= CHALLENGE =
Go through the entries and transcribe each one exactly, dropping the pictures.

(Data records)
---
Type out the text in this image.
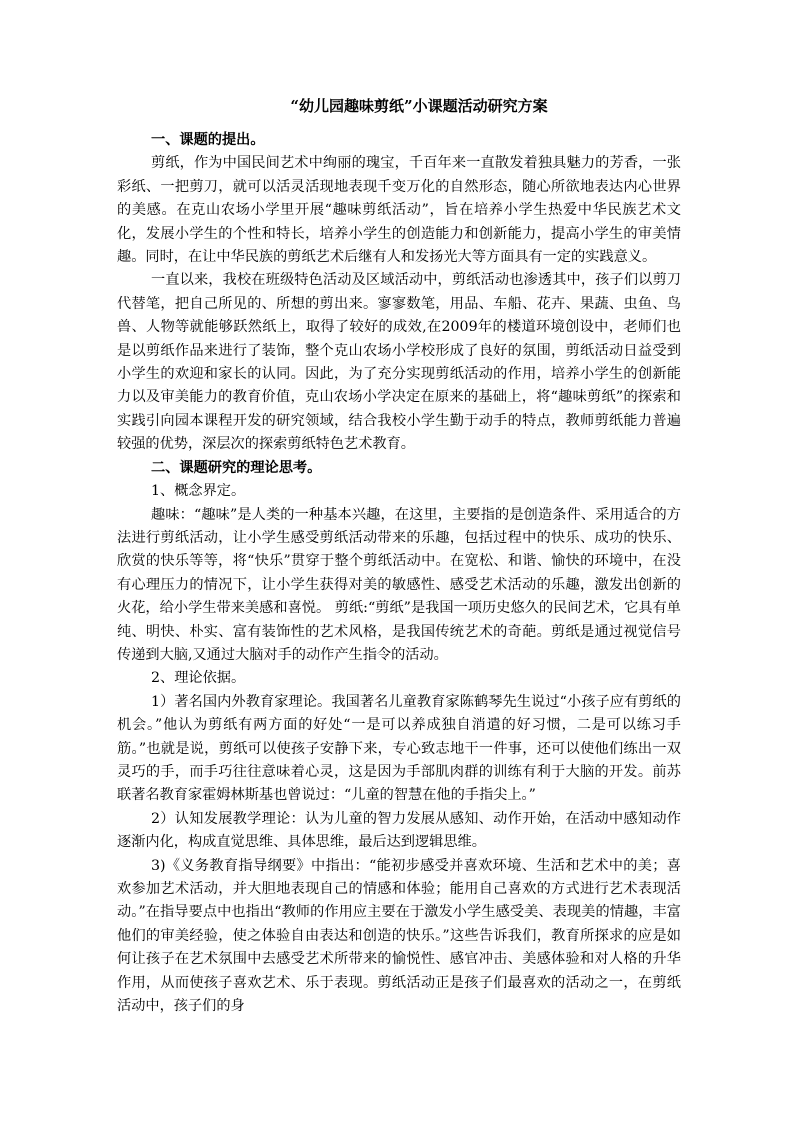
“幼儿园趣味剪纸”小课题活动研究方案

一、课题的提出。

剪纸，作为中国民间艺术中绚丽的瑰宝，千百年来一直散发着独具魅力的芳香，一张彩纸、一把剪刀，就可以活灵活现地表现千变万化的自然形态，随心所欲地表达内心世界的美感。在克山农场小学里开展“趣味剪纸活动”，旨在培养小学生热爱中华民族艺术文化，发展小学生的个性和特长，培养小学生的创造能力和创新能力，提高小学生的审美情趣。同时，在让中华民族的剪纸艺术后继有人和发扬光大等方面具有一定的实践意义。

一直以来，我校在班级特色活动及区域活动中，剪纸活动也渗透其中，孩子们以剪刀代替笔，把自己所见的、所想的剪出来。寥寥数笔，用品、车船、花卉、果蔬、虫鱼、鸟兽、人物等就能够跃然纸上，取得了较好的成效,在2009年的楼道环境创设中，老师们也是以剪纸作品来进行了装饰，整个克山农场小学校形成了良好的氛围，剪纸活动日益受到小学生的欢迎和家长的认同。因此，为了充分实现剪纸活动的作用，培养小学生的创新能力以及审美能力的教育价值，克山农场小学决定在原来的基础上，将“趣味剪纸”的探索和实践引向园本课程开发的研究领域，结合我校小学生勤于动手的特点，教师剪纸能力普遍较强的优势，深层次的探索剪纸特色艺术教育。

二、课题研究的理论思考。

1、概念界定。

趣味：“趣味”是人类的一种基本兴趣，在这里，主要指的是创造条件、采用适合的方法进行剪纸活动，让小学生感受剪纸活动带来的乐趣，包括过程中的快乐、成功的快乐、欣赏的快乐等等，将“快乐”贯穿于整个剪纸活动中。在宽松、和谐、愉快的环境中，在没有心理压力的情况下，让小学生获得对美的敏感性、感受艺术活动的乐趣，激发出创新的火花，给小学生带来美感和喜悦。 剪纸:“剪纸”是我国一项历史悠久的民间艺术，它具有单纯、明快、朴实、富有装饰性的艺术风格，是我国传统艺术的奇葩。剪纸是通过视觉信号传递到大脑,又通过大脑对手的动作产生指令的活动。

2、理论依据。

1）著名国内外教育家理论。我国著名儿童教育家陈鹤琴先生说过“小孩子应有剪纸的机会。”他认为剪纸有两方面的好处“一是可以养成独自消遣的好习惯，二是可以练习手筋。”也就是说，剪纸可以使孩子安静下来，专心致志地干一件事，还可以使他们练出一双灵巧的手，而手巧往往意味着心灵，这是因为手部肌肉群的训练有利于大脑的开发。前苏联著名教育家霍姆林斯基也曾说过：“儿童的智慧在他的手指尖上。”

2）认知发展教学理论：认为儿童的智力发展从感知、动作开始，在活动中感知动作逐渐内化，构成直觉思维、具体思维，最后达到逻辑思维。

3)《义务教育指导纲要》中指出：“能初步感受并喜欢环境、生活和艺术中的美；喜欢参加艺术活动，并大胆地表现自己的情感和体验；能用自己喜欢的方式进行艺术表现活动。”在指导要点中也指出“教师的作用应主要在于激发小学生感受美、表现美的情趣，丰富他们的审美经验，使之体验自由表达和创造的快乐。”这些告诉我们，教育所探求的应是如何让孩子在艺术氛围中去感受艺术所带来的愉悦性、感官冲击、美感体验和对人格的升华作用，从而使孩子喜欢艺术、乐于表现。剪纸活动正是孩子们最喜欢的活动之一，在剪纸活动中，孩子们的身
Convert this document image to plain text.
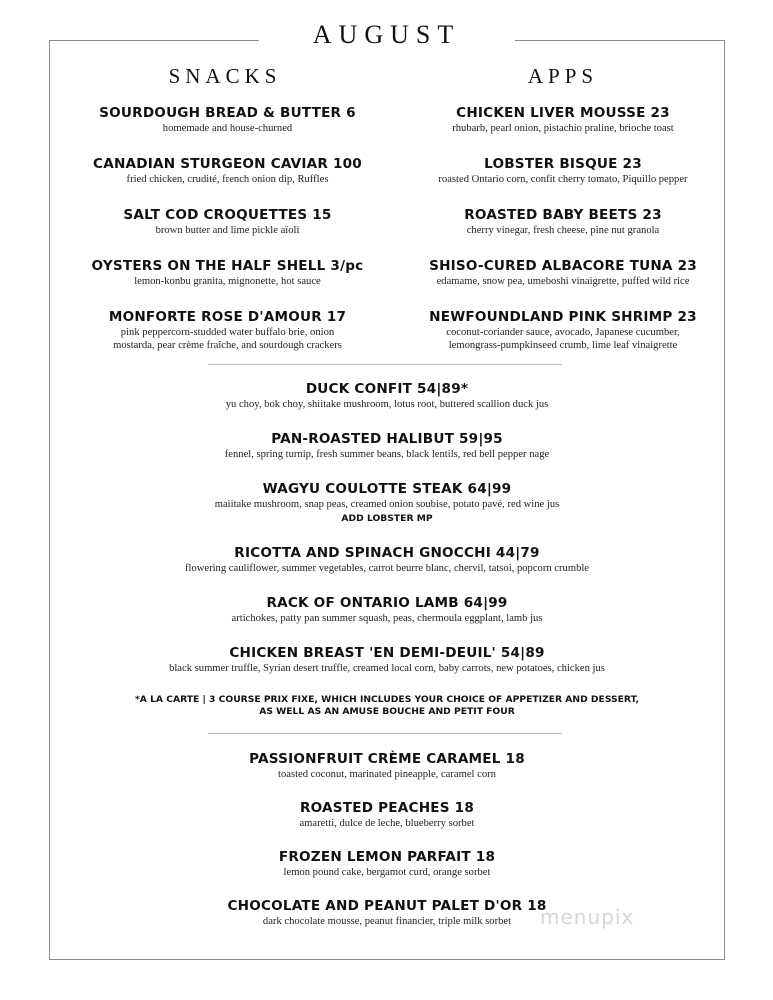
AUGUST
SNACKS	APPS
SOURDOUGH BREAD & BUTTER 6
homemade and house-churned
CANADIAN STURGEON CAVIAR 100
fried chicken, crudité, french onion dip, Ruffles
SALT COD CROQUETTES 15
brown butter and lime pickle aïoli
OYSTERS ON THE HALF SHELL 3/pc
lemon-konbu granita, mignonette, hot sauce
MONFORTE ROSE D'AMOUR 17
pink peppercorn-studded water buffalo brie, onion
mostarda, pear crème fraîche, and sourdough crackers
CHICKEN LIVER MOUSSE 23
rhubarb, pearl onion, pistachio praline, brioche toast
LOBSTER BISQUE 23
roasted Ontario corn, confit cherry tomato, Piquillo pepper
ROASTED BABY BEETS 23
cherry vinegar, fresh cheese, pine nut granola
SHISO-CURED ALBACORE TUNA 23
edamame, snow pea, umeboshi vinaigrette, puffed wild rice
NEWFOUNDLAND PINK SHRIMP 23
coconut-coriander sauce, avocado, Japanese cucumber,
lemongrass-pumpkinseed crumb, lime leaf vinaigrette
DUCK CONFIT 54|89*
yu choy, bok choy, shiitake mushroom, lotus root, buttered scallion duck jus
PAN-ROASTED HALIBUT 59|95
fennel, spring turnip, fresh summer beans, black lentils, red bell pepper nage
WAGYU COULOTTE STEAK 64|99
maiitake mushroom, snap peas, creamed onion soubise, potato pavé, red wine jus
ADD LOBSTER MP
RICOTTA AND SPINACH GNOCCHI 44|79
flowering cauliflower, summer vegetables, carrot beurre blanc, chervil, tatsoi, popcorn crumble
RACK OF ONTARIO LAMB 64|99
artichokes, patty pan summer squash, peas, chermoula eggplant, lamb jus
CHICKEN BREAST 'EN DEMI-DEUIL' 54|89
black summer truffle, Syrian desert truffle, creamed local corn, baby carrots, new potatoes, chicken jus
*A LA CARTE | 3 COURSE PRIX FIXE, WHICH INCLUDES YOUR CHOICE OF APPETIZER AND DESSERT,
AS WELL AS AN AMUSE BOUCHE AND PETIT FOUR
PASSIONFRUIT CRÈME CARAMEL 18
toasted coconut, marinated pineapple, caramel corn
ROASTED PEACHES 18
amaretti, dulce de leche, blueberry sorbet
FROZEN LEMON PARFAIT 18
lemon pound cake, bergamot curd, orange sorbet
CHOCOLATE AND PEANUT PALET D'OR 18
dark chocolate mousse, peanut financier, triple milk sorbet	menupix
---
= ANSWER TO THE TASK =
Type out the text in this image.
“幼儿园趣味剪纸”小课题活动研究方案

一、课题的提出。

剪纸，作为中国民间艺术中绚丽的瑰宝，千百年来一直散发着独具魅力的芳香，一张彩纸、一把剪刀，就可以活灵活现地表现千变万化的自然形态，随心所欲地表达内心世界的美感。在克山农场小学里开展“趣味剪纸活动”，旨在培养小学生热爱中华民族艺术文化，发展小学生的个性和特长，培养小学生的创造能力和创新能力，提高小学生的审美情趣。同时，在让中华民族的剪纸艺术后继有人和发扬光大等方面具有一定的实践意义。

一直以来，我校在班级特色活动及区域活动中，剪纸活动也渗透其中，孩子们以剪刀代替笔，把自己所见的、所想的剪出来。寥寥数笔，用品、车船、花卉、果蔬、虫鱼、鸟兽、人物等就能够跃然纸上，取得了较好的成效,在2009年的楼道环境创设中，老师们也是以剪纸作品来进行了装饰，整个克山农场小学校形成了良好的氛围，剪纸活动日益受到小学生的欢迎和家长的认同。因此，为了充分实现剪纸活动的作用，培养小学生的创新能力以及审美能力的教育价值，克山农场小学决定在原来的基础上，将“趣味剪纸”的探索和实践引向园本课程开发的研究领域，结合我校小学生勤于动手的特点，教师剪纸能力普遍较强的优势，深层次的探索剪纸特色艺术教育。

二、课题研究的理论思考。

1、概念界定。

趣味：“趣味”是人类的一种基本兴趣，在这里，主要指的是创造条件、采用适合的方法进行剪纸活动，让小学生感受剪纸活动带来的乐趣，包括过程中的快乐、成功的快乐、欣赏的快乐等等，将“快乐”贯穿于整个剪纸活动中。在宽松、和谐、愉快的环境中，在没有心理压力的情况下，让小学生获得对美的敏感性、感受艺术活动的乐趣，激发出创新的火花，给小学生带来美感和喜悦。 剪纸:“剪纸”是我国一项历史悠久的民间艺术，它具有单纯、明快、朴实、富有装饰性的艺术风格，是我国传统艺术的奇葩。剪纸是通过视觉信号传递到大脑,又通过大脑对手的动作产生指令的活动。

2、理论依据。

1）著名国内外教育家理论。我国著名儿童教育家陈鹤琴先生说过“小孩子应有剪纸的机会。”他认为剪纸有两方面的好处“一是可以养成独自消遣的好习惯，二是可以练习手筋。”也就是说，剪纸可以使孩子安静下来，专心致志地干一件事，还可以使他们练出一双灵巧的手，而手巧往往意味着心灵，这是因为手部肌肉群的训练有利于大脑的开发。前苏联著名教育家霍姆林斯基也曾说过：“儿童的智慧在他的手指尖上。”

2）认知发展教学理论：认为儿童的智力发展从感知、动作开始，在活动中感知动作逐渐内化，构成直觉思维、具体思维，最后达到逻辑思维。

3)《义务教育指导纲要》中指出：“能初步感受并喜欢环境、生活和艺术中的美；喜欢参加艺术活动，并大胆地表现自己的情感和体验；能用自己喜欢的方式进行艺术表现活动。”在指导要点中也指出“教师的作用应主要在于激发小学生感受美、表现美的情趣，丰富他们的审美经验，使之体验自由表达和创造的快乐。”这些告诉我们，教育所探求的应是如何让孩子在艺术氛围中去感受艺术所带来的愉悦性、感官冲击、美感体验和对人格的升华作用，从而使孩子喜欢艺术、乐于表现。剪纸活动正是孩子们最喜欢的活动之一，在剪纸活动中，孩子们的身
Convert this document image to plain text.
AUGUST
SNACKS	APPS
SOURDOUGH BREAD & BUTTER 6
homemade and house-churned
CANADIAN STURGEON CAVIAR 100
fried chicken, crudité, french onion dip, Ruffles
SALT COD CROQUETTES 15
brown butter and lime pickle aïoli
OYSTERS ON THE HALF SHELL 3/pc
lemon-konbu granita, mignonette, hot sauce
MONFORTE ROSE D'AMOUR 17
pink peppercorn-studded water buffalo brie, onion
mostarda, pear crème fraîche, and sourdough crackers
CHICKEN LIVER MOUSSE 23
rhubarb, pearl onion, pistachio praline, brioche toast
LOBSTER BISQUE 23
roasted Ontario corn, confit cherry tomato, Piquillo pepper
ROASTED BABY BEETS 23
cherry vinegar, fresh cheese, pine nut granola
SHISO-CURED ALBACORE TUNA 23
edamame, snow pea, umeboshi vinaigrette, puffed wild rice
NEWFOUNDLAND PINK SHRIMP 23
coconut-coriander sauce, avocado, Japanese cucumber,
lemongrass-pumpkinseed crumb, lime leaf vinaigrette
DUCK CONFIT 54|89*
yu choy, bok choy, shiitake mushroom, lotus root, buttered scallion duck jus
PAN-ROASTED HALIBUT 59|95
fennel, spring turnip, fresh summer beans, black lentils, red bell pepper nage
WAGYU COULOTTE STEAK 64|99
maiitake mushroom, snap peas, creamed onion soubise, potato pavé, red wine jus
ADD LOBSTER MP
RICOTTA AND SPINACH GNOCCHI 44|79
flowering cauliflower, summer vegetables, carrot beurre blanc, chervil, tatsoi, popcorn crumble
RACK OF ONTARIO LAMB 64|99
artichokes, patty pan summer squash, peas, chermoula eggplant, lamb jus
CHICKEN BREAST 'EN DEMI-DEUIL' 54|89
black summer truffle, Syrian desert truffle, creamed local corn, baby carrots, new potatoes, chicken jus
*A LA CARTE | 3 COURSE PRIX FIXE, WHICH INCLUDES YOUR CHOICE OF APPETIZER AND DESSERT,
AS WELL AS AN AMUSE BOUCHE AND PETIT FOUR
PASSIONFRUIT CRÈME CARAMEL 18
toasted coconut, marinated pineapple, caramel corn
ROASTED PEACHES 18
amaretti, dulce de leche, blueberry sorbet
FROZEN LEMON PARFAIT 18
lemon pound cake, bergamot curd, orange sorbet
CHOCOLATE AND PEANUT PALET D'OR 18
dark chocolate mousse, peanut financier, triple milk sorbet	menupix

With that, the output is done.